▶ [Set problem]:
In the listing below, how many lines contain the word "Brescia"? Please respond with the number only.

◇ ◇ ◇ ◇

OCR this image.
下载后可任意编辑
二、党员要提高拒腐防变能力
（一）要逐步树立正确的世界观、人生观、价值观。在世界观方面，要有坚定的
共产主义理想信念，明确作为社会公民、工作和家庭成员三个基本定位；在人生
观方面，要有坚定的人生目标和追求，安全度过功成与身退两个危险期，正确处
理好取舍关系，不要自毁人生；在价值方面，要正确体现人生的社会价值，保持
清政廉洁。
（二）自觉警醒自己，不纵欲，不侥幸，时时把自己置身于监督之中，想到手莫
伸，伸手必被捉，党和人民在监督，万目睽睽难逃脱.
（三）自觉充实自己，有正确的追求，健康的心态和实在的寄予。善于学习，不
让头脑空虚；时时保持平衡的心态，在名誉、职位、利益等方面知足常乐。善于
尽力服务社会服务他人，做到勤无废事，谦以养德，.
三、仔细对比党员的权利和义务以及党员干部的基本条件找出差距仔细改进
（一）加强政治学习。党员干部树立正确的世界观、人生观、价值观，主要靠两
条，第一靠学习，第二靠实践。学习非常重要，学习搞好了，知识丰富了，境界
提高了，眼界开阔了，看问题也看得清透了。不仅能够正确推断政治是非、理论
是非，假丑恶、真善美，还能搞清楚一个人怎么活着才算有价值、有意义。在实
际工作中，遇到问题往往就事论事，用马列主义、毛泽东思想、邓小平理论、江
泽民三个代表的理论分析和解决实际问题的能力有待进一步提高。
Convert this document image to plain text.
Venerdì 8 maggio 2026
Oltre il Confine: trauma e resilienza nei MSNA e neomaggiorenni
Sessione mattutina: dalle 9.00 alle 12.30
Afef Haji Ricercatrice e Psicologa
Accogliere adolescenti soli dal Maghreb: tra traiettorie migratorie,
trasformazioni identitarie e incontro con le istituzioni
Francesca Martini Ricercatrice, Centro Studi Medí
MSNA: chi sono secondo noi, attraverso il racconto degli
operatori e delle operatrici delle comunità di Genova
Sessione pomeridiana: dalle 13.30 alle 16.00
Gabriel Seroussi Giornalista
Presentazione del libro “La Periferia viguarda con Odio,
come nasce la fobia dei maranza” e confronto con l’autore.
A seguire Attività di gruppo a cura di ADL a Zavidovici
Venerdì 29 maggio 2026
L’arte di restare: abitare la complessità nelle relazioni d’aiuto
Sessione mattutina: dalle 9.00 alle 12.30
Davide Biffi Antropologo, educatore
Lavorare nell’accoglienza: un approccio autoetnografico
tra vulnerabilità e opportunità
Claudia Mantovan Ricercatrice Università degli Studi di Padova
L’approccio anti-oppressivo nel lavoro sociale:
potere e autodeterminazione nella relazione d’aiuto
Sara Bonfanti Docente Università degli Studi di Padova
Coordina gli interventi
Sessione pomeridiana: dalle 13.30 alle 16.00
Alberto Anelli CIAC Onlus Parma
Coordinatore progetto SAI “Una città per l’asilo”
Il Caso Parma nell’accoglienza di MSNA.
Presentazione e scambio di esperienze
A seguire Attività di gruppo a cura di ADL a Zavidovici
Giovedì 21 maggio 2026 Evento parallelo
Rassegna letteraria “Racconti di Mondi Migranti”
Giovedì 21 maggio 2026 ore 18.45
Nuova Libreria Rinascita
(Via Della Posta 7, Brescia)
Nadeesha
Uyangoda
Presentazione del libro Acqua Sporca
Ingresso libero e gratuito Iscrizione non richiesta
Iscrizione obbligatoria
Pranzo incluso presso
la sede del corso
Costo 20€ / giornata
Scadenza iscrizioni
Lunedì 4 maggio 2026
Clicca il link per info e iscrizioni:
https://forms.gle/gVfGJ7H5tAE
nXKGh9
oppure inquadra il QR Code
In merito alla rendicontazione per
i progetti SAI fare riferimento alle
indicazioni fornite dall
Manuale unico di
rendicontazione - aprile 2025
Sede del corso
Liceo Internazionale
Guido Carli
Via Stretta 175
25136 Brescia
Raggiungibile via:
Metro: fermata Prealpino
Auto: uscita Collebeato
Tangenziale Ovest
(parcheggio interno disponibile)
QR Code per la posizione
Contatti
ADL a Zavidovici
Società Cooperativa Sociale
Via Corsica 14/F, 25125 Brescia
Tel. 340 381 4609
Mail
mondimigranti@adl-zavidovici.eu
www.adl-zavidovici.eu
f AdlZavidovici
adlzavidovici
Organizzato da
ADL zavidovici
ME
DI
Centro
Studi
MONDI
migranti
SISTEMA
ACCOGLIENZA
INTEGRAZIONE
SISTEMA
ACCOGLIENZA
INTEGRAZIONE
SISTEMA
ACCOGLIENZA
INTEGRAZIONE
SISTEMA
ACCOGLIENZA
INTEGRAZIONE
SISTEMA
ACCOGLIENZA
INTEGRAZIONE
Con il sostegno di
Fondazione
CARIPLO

◇ ◇ ◇ ◇

▶ [Reply]:
3